=== Instructions to follow ===
Set down every entry again word for word, please, but skip the pictures.
-- Data to process start --
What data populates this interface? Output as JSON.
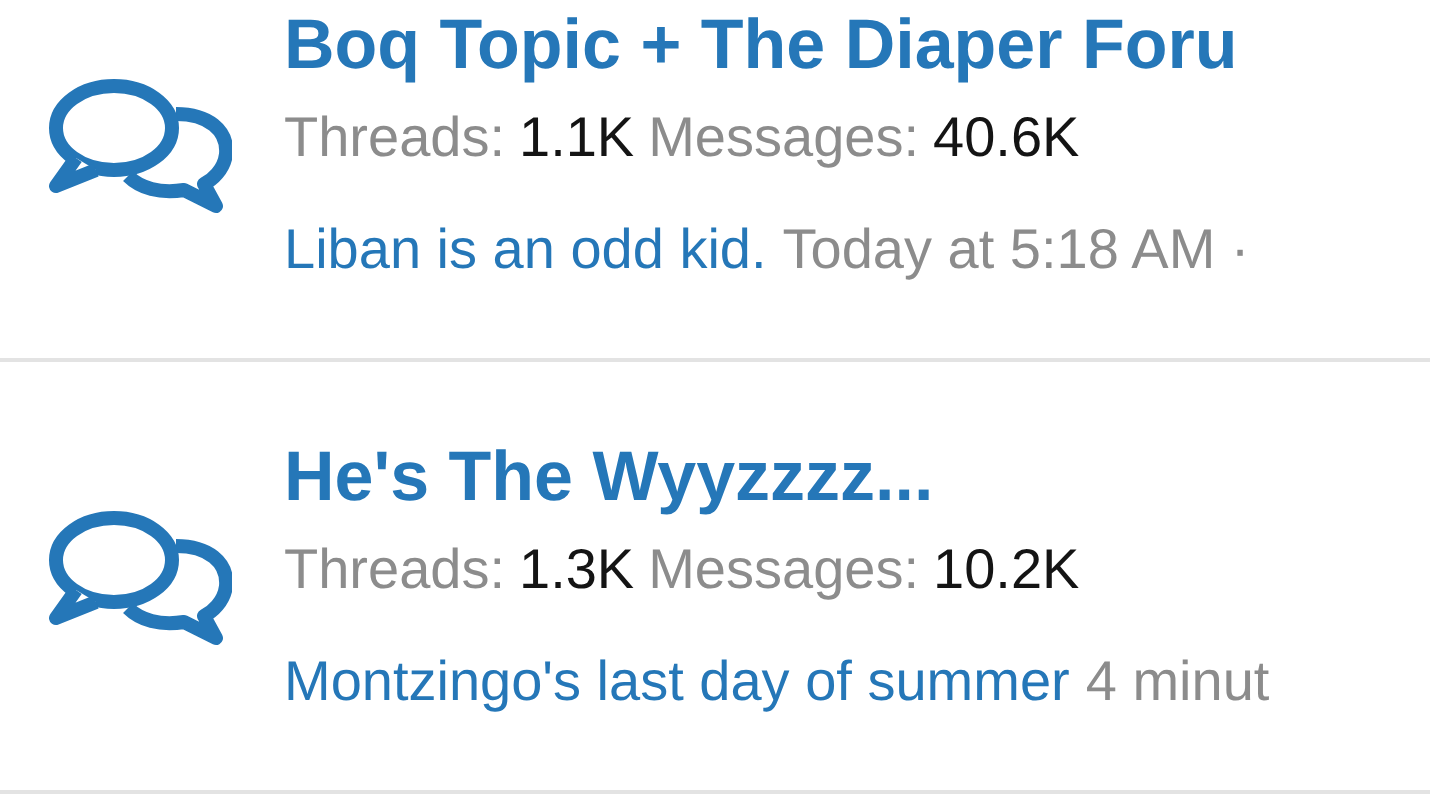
{
  "forums": [
    {
      "title": "Boq Topic + The Diaper Foru",
      "threads_label": "Threads:",
      "threads": "1.1K",
      "messages_label": "Messages:",
      "messages": "40.6K",
      "last_post": "Liban is an odd kid.",
      "last_time": "Today at 5:18 AM ·"
    },
    {
      "title": "He's The Wyyzzzz...",
      "threads_label": "Threads:",
      "threads": "1.3K",
      "messages_label": "Messages:",
      "messages": "10.2K",
      "last_post": "Montzingo's last day of summer",
      "last_time": "4 minut"
    }
  ]
}
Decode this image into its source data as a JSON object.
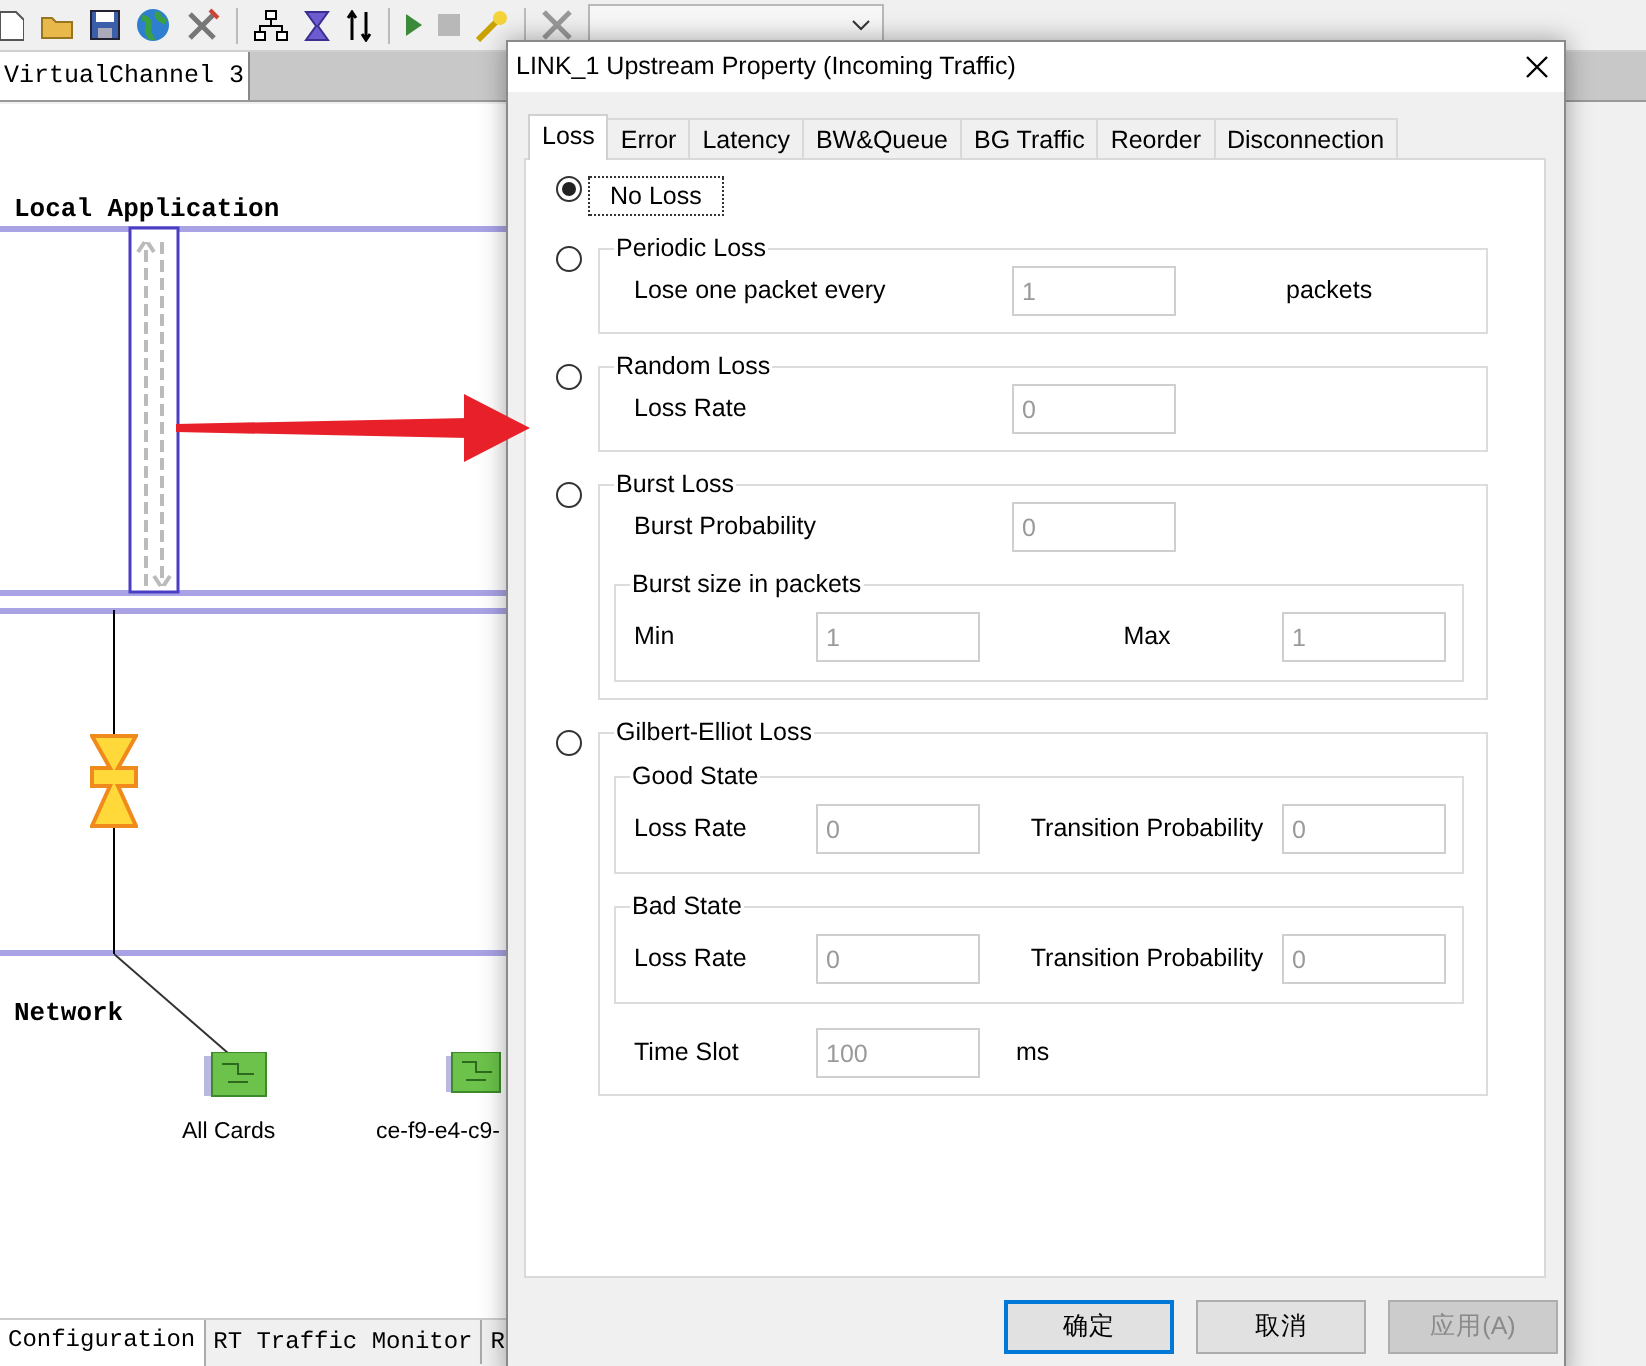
{
  "document_tabs": [
    {
      "label": "VirtualChannel 3",
      "selected": true
    }
  ],
  "diagram": {
    "sections": [
      {
        "label": "Local Application"
      },
      {
        "label": "Network"
      }
    ],
    "nodes": [
      {
        "label": "All Cards"
      },
      {
        "label": "ce-f9-e4-c9-"
      }
    ]
  },
  "bottom_tabs": [
    {
      "label": "Configuration",
      "selected": true
    },
    {
      "label": "RT Traffic Monitor",
      "selected": false
    },
    {
      "label": "R",
      "selected": false
    }
  ],
  "dialog": {
    "title": "LINK_1 Upstream Property (Incoming Traffic)",
    "tabs": [
      {
        "label": "Loss",
        "selected": true
      },
      {
        "label": "Error",
        "selected": false
      },
      {
        "label": "Latency",
        "selected": false
      },
      {
        "label": "BW&Queue",
        "selected": false
      },
      {
        "label": "BG Traffic",
        "selected": false
      },
      {
        "label": "Reorder",
        "selected": false
      },
      {
        "label": "Disconnection",
        "selected": false
      }
    ],
    "loss_options": [
      {
        "kind": "plain",
        "label": "No Loss",
        "selected": true,
        "focused": true
      },
      {
        "kind": "group",
        "label": "Periodic Loss",
        "selected": false,
        "items": [
          {
            "kind": "wide_row",
            "cells": [
              {
                "kind": "label",
                "text": "Lose one packet every"
              },
              {
                "kind": "field",
                "value": "1"
              },
              {
                "kind": "unit",
                "text": "packets"
              }
            ]
          }
        ]
      },
      {
        "kind": "group",
        "label": "Random Loss",
        "selected": false,
        "items": [
          {
            "kind": "wide_row",
            "cells": [
              {
                "kind": "label",
                "text": "Loss Rate"
              },
              {
                "kind": "field",
                "value": "0"
              }
            ]
          }
        ]
      },
      {
        "kind": "group",
        "label": "Burst Loss",
        "selected": false,
        "items": [
          {
            "kind": "wide_row",
            "cells": [
              {
                "kind": "label",
                "text": "Burst Probability"
              },
              {
                "kind": "field",
                "value": "0"
              }
            ]
          },
          {
            "kind": "subgroup",
            "title": "Burst size in packets",
            "items": [
              {
                "kind": "pair_row",
                "cells": [
                  {
                    "kind": "label",
                    "text": "Min"
                  },
                  {
                    "kind": "field",
                    "value": "1"
                  },
                  {
                    "kind": "label",
                    "text": "Max"
                  },
                  {
                    "kind": "field",
                    "value": "1"
                  }
                ]
              }
            ]
          }
        ]
      },
      {
        "kind": "group",
        "label": "Gilbert-Elliot Loss",
        "selected": false,
        "items": [
          {
            "kind": "subgroup",
            "title": "Good State",
            "items": [
              {
                "kind": "pair_row",
                "cells": [
                  {
                    "kind": "label",
                    "text": "Loss Rate"
                  },
                  {
                    "kind": "field",
                    "value": "0"
                  },
                  {
                    "kind": "label",
                    "text": "Transition Probability"
                  },
                  {
                    "kind": "field",
                    "value": "0"
                  }
                ]
              }
            ]
          },
          {
            "kind": "subgroup",
            "title": "Bad State",
            "items": [
              {
                "kind": "pair_row",
                "cells": [
                  {
                    "kind": "label",
                    "text": "Loss Rate"
                  },
                  {
                    "kind": "field",
                    "value": "0"
                  },
                  {
                    "kind": "label",
                    "text": "Transition Probability"
                  },
                  {
                    "kind": "field",
                    "value": "0"
                  }
                ]
              }
            ]
          },
          {
            "kind": "short_row",
            "cells": [
              {
                "kind": "label",
                "text": "Time Slot"
              },
              {
                "kind": "field",
                "value": "100"
              },
              {
                "kind": "unit",
                "text": "ms"
              }
            ]
          }
        ]
      }
    ],
    "buttons": [
      {
        "label": "确定",
        "default": true,
        "disabled": false
      },
      {
        "label": "取消",
        "default": false,
        "disabled": false
      },
      {
        "label": "应用(A)",
        "default": false,
        "disabled": true
      }
    ]
  }
}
-- Data to process end --
=== Solution to the problem ===
What data populates this interface? Output as JSON.
{
  "forums": [
    {
      "title": "Boq Topic + The Diaper Foru",
      "threads_label": "Threads:",
      "threads": "1.1K",
      "messages_label": "Messages:",
      "messages": "40.6K",
      "last_post": "Liban is an odd kid.",
      "last_time": "Today at 5:18 AM ·"
    },
    {
      "title": "He's The Wyyzzzz...",
      "threads_label": "Threads:",
      "threads": "1.3K",
      "messages_label": "Messages:",
      "messages": "10.2K",
      "last_post": "Montzingo's last day of summer",
      "last_time": "4 minut"
    }
  ]
}
Decode this image into its source data as a JSON object.
{
  "document_tabs": [
    {
      "label": "VirtualChannel 3",
      "selected": true
    }
  ],
  "diagram": {
    "sections": [
      {
        "label": "Local Application"
      },
      {
        "label": "Network"
      }
    ],
    "nodes": [
      {
        "label": "All Cards"
      },
      {
        "label": "ce-f9-e4-c9-"
      }
    ]
  },
  "bottom_tabs": [
    {
      "label": "Configuration",
      "selected": true
    },
    {
      "label": "RT Traffic Monitor",
      "selected": false
    },
    {
      "label": "R",
      "selected": false
    }
  ],
  "dialog": {
    "title": "LINK_1 Upstream Property (Incoming Traffic)",
    "tabs": [
      {
        "label": "Loss",
        "selected": true
      },
      {
        "label": "Error",
        "selected": false
      },
      {
        "label": "Latency",
        "selected": false
      },
      {
        "label": "BW&Queue",
        "selected": false
      },
      {
        "label": "BG Traffic",
        "selected": false
      },
      {
        "label": "Reorder",
        "selected": false
      },
      {
        "label": "Disconnection",
        "selected": false
      }
    ],
    "loss_options": [
      {
        "kind": "plain",
        "label": "No Loss",
        "selected": true,
        "focused": true
      },
      {
        "kind": "group",
        "label": "Periodic Loss",
        "selected": false,
        "items": [
          {
            "kind": "wide_row",
            "cells": [
              {
                "kind": "label",
                "text": "Lose one packet every"
              },
              {
                "kind": "field",
                "value": "1"
              },
              {
                "kind": "unit",
                "text": "packets"
              }
            ]
          }
        ]
      },
      {
        "kind": "group",
        "label": "Random Loss",
        "selected": false,
        "items": [
          {
            "kind": "wide_row",
            "cells": [
              {
                "kind": "label",
                "text": "Loss Rate"
              },
              {
                "kind": "field",
                "value": "0"
              }
            ]
          }
        ]
      },
      {
        "kind": "group",
        "label": "Burst Loss",
        "selected": false,
        "items": [
          {
            "kind": "wide_row",
            "cells": [
              {
                "kind": "label",
                "text": "Burst Probability"
              },
              {
                "kind": "field",
                "value": "0"
              }
            ]
          },
          {
            "kind": "subgroup",
            "title": "Burst size in packets",
            "items": [
              {
                "kind": "pair_row",
                "cells": [
                  {
                    "kind": "label",
                    "text": "Min"
                  },
                  {
                    "kind": "field",
                    "value": "1"
                  },
                  {
                    "kind": "label",
                    "text": "Max"
                  },
                  {
                    "kind": "field",
                    "value": "1"
                  }
                ]
              }
            ]
          }
        ]
      },
      {
        "kind": "group",
        "label": "Gilbert-Elliot Loss",
        "selected": false,
        "items": [
          {
            "kind": "subgroup",
            "title": "Good State",
            "items": [
              {
                "kind": "pair_row",
                "cells": [
                  {
                    "kind": "label",
                    "text": "Loss Rate"
                  },
                  {
                    "kind": "field",
                    "value": "0"
                  },
                  {
                    "kind": "label",
                    "text": "Transition Probability"
                  },
                  {
                    "kind": "field",
                    "value": "0"
                  }
                ]
              }
            ]
          },
          {
            "kind": "subgroup",
            "title": "Bad State",
            "items": [
              {
                "kind": "pair_row",
                "cells": [
                  {
                    "kind": "label",
                    "text": "Loss Rate"
                  },
                  {
                    "kind": "field",
                    "value": "0"
                  },
                  {
                    "kind": "label",
                    "text": "Transition Probability"
                  },
                  {
                    "kind": "field",
                    "value": "0"
                  }
                ]
              }
            ]
          },
          {
            "kind": "short_row",
            "cells": [
              {
                "kind": "label",
                "text": "Time Slot"
              },
              {
                "kind": "field",
                "value": "100"
              },
              {
                "kind": "unit",
                "text": "ms"
              }
            ]
          }
        ]
      }
    ],
    "buttons": [
      {
        "label": "确定",
        "default": true,
        "disabled": false
      },
      {
        "label": "取消",
        "default": false,
        "disabled": false
      },
      {
        "label": "应用(A)",
        "default": false,
        "disabled": true
      }
    ]
  }
}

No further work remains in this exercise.